╭─ MATERIAL FOR THE TASK
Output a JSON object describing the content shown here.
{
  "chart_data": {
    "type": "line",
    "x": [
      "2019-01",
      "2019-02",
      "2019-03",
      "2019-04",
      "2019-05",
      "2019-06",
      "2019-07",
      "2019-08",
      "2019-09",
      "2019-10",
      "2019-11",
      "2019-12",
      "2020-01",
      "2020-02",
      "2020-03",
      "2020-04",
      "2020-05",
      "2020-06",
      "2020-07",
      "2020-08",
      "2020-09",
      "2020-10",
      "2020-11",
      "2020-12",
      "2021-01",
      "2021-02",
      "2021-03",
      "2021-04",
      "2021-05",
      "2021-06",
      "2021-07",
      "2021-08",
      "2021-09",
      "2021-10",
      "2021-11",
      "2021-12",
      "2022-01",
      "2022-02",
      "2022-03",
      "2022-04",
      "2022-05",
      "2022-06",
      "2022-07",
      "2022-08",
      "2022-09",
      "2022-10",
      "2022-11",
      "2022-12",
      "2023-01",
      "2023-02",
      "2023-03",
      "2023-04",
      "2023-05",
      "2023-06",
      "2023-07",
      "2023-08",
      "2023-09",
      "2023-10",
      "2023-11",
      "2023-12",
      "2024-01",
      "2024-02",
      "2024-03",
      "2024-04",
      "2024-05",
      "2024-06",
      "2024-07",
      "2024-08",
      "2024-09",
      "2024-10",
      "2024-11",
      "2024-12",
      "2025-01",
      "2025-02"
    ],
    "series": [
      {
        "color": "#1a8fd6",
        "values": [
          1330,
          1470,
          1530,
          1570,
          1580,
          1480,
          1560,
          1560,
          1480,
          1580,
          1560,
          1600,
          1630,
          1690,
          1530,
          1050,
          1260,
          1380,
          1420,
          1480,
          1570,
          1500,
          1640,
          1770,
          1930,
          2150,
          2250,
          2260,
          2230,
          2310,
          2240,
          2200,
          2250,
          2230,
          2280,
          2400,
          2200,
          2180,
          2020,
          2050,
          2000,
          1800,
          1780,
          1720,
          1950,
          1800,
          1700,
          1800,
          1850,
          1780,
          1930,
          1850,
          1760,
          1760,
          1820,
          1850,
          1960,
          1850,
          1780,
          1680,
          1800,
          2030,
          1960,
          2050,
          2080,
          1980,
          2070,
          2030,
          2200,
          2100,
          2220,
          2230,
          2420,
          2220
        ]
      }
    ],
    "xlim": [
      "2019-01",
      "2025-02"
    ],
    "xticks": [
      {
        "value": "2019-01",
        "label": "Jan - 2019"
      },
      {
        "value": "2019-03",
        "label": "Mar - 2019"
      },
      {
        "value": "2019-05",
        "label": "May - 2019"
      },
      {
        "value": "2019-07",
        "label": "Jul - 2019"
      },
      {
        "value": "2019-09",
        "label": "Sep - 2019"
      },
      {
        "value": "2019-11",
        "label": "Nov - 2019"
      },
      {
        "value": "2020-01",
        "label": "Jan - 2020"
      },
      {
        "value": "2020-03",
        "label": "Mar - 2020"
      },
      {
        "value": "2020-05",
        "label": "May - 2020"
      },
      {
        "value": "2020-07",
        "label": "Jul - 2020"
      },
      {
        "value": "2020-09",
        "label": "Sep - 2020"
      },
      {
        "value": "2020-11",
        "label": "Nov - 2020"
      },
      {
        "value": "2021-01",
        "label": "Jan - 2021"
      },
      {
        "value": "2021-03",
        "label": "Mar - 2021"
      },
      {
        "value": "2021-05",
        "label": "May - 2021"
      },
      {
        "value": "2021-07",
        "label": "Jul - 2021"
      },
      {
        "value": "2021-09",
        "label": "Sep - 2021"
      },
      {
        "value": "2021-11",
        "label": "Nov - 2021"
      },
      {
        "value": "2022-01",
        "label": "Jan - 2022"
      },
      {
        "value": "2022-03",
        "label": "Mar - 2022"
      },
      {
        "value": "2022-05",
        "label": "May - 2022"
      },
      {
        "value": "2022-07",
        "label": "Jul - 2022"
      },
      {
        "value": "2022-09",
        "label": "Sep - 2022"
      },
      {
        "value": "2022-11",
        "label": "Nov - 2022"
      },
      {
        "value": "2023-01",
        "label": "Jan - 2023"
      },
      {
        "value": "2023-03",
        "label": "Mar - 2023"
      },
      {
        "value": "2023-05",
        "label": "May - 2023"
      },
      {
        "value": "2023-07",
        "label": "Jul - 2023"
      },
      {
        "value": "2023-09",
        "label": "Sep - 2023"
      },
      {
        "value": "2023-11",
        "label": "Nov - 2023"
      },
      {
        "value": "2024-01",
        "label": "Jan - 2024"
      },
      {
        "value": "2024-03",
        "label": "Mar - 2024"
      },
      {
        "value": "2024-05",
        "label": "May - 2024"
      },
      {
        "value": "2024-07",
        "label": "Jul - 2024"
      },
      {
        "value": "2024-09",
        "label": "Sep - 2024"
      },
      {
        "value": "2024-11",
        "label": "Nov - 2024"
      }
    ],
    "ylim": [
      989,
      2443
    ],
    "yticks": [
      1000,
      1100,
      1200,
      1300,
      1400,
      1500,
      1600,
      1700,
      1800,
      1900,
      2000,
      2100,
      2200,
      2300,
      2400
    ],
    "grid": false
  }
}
╰─
▸ PROBLEM DESCRIPTION
Repeat every record, keeping each word and mark exactly as it is.

▸ WORKED SOLUTION
Output a JSON object describing the content shown here.
{
  "chart_data": {
    "type": "line",
    "x": [
      "2019-01",
      "2019-02",
      "2019-03",
      "2019-04",
      "2019-05",
      "2019-06",
      "2019-07",
      "2019-08",
      "2019-09",
      "2019-10",
      "2019-11",
      "2019-12",
      "2020-01",
      "2020-02",
      "2020-03",
      "2020-04",
      "2020-05",
      "2020-06",
      "2020-07",
      "2020-08",
      "2020-09",
      "2020-10",
      "2020-11",
      "2020-12",
      "2021-01",
      "2021-02",
      "2021-03",
      "2021-04",
      "2021-05",
      "2021-06",
      "2021-07",
      "2021-08",
      "2021-09",
      "2021-10",
      "2021-11",
      "2021-12",
      "2022-01",
      "2022-02",
      "2022-03",
      "2022-04",
      "2022-05",
      "2022-06",
      "2022-07",
      "2022-08",
      "2022-09",
      "2022-10",
      "2022-11",
      "2022-12",
      "2023-01",
      "2023-02",
      "2023-03",
      "2023-04",
      "2023-05",
      "2023-06",
      "2023-07",
      "2023-08",
      "2023-09",
      "2023-10",
      "2023-11",
      "2023-12",
      "2024-01",
      "2024-02",
      "2024-03",
      "2024-04",
      "2024-05",
      "2024-06",
      "2024-07",
      "2024-08",
      "2024-09",
      "2024-10",
      "2024-11",
      "2024-12",
      "2025-01",
      "2025-02"
    ],
    "series": [
      {
        "color": "#1a8fd6",
        "values": [
          1330,
          1470,
          1530,
          1570,
          1580,
          1480,
          1560,
          1560,
          1480,
          1580,
          1560,
          1600,
          1630,
          1690,
          1530,
          1050,
          1260,
          1380,
          1420,
          1480,
          1570,
          1500,
          1640,
          1770,
          1930,
          2150,
          2250,
          2260,
          2230,
          2310,
          2240,
          2200,
          2250,
          2230,
          2280,
          2400,
          2200,
          2180,
          2020,
          2050,
          2000,
          1800,
          1780,
          1720,
          1950,
          1800,
          1700,
          1800,
          1850,
          1780,
          1930,
          1850,
          1760,
          1760,
          1820,
          1850,
          1960,
          1850,
          1780,
          1680,
          1800,
          2030,
          1960,
          2050,
          2080,
          1980,
          2070,
          2030,
          2200,
          2100,
          2220,
          2230,
          2420,
          2220
        ]
      }
    ],
    "xlim": [
      "2019-01",
      "2025-02"
    ],
    "xticks": [
      {
        "value": "2019-01",
        "label": "Jan - 2019"
      },
      {
        "value": "2019-03",
        "label": "Mar - 2019"
      },
      {
        "value": "2019-05",
        "label": "May - 2019"
      },
      {
        "value": "2019-07",
        "label": "Jul - 2019"
      },
      {
        "value": "2019-09",
        "label": "Sep - 2019"
      },
      {
        "value": "2019-11",
        "label": "Nov - 2019"
      },
      {
        "value": "2020-01",
        "label": "Jan - 2020"
      },
      {
        "value": "2020-03",
        "label": "Mar - 2020"
      },
      {
        "value": "2020-05",
        "label": "May - 2020"
      },
      {
        "value": "2020-07",
        "label": "Jul - 2020"
      },
      {
        "value": "2020-09",
        "label": "Sep - 2020"
      },
      {
        "value": "2020-11",
        "label": "Nov - 2020"
      },
      {
        "value": "2021-01",
        "label": "Jan - 2021"
      },
      {
        "value": "2021-03",
        "label": "Mar - 2021"
      },
      {
        "value": "2021-05",
        "label": "May - 2021"
      },
      {
        "value": "2021-07",
        "label": "Jul - 2021"
      },
      {
        "value": "2021-09",
        "label": "Sep - 2021"
      },
      {
        "value": "2021-11",
        "label": "Nov - 2021"
      },
      {
        "value": "2022-01",
        "label": "Jan - 2022"
      },
      {
        "value": "2022-03",
        "label": "Mar - 2022"
      },
      {
        "value": "2022-05",
        "label": "May - 2022"
      },
      {
        "value": "2022-07",
        "label": "Jul - 2022"
      },
      {
        "value": "2022-09",
        "label": "Sep - 2022"
      },
      {
        "value": "2022-11",
        "label": "Nov - 2022"
      },
      {
        "value": "2023-01",
        "label": "Jan - 2023"
      },
      {
        "value": "2023-03",
        "label": "Mar - 2023"
      },
      {
        "value": "2023-05",
        "label": "May - 2023"
      },
      {
        "value": "2023-07",
        "label": "Jul - 2023"
      },
      {
        "value": "2023-09",
        "label": "Sep - 2023"
      },
      {
        "value": "2023-11",
        "label": "Nov - 2023"
      },
      {
        "value": "2024-01",
        "label": "Jan - 2024"
      },
      {
        "value": "2024-03",
        "label": "Mar - 2024"
      },
      {
        "value": "2024-05",
        "label": "May - 2024"
      },
      {
        "value": "2024-07",
        "label": "Jul - 2024"
      },
      {
        "value": "2024-09",
        "label": "Sep - 2024"
      },
      {
        "value": "2024-11",
        "label": "Nov - 2024"
      }
    ],
    "ylim": [
      989,
      2443
    ],
    "yticks": [
      1000,
      1100,
      1200,
      1300,
      1400,
      1500,
      1600,
      1700,
      1800,
      1900,
      2000,
      2100,
      2200,
      2300,
      2400
    ],
    "grid": false
  }
}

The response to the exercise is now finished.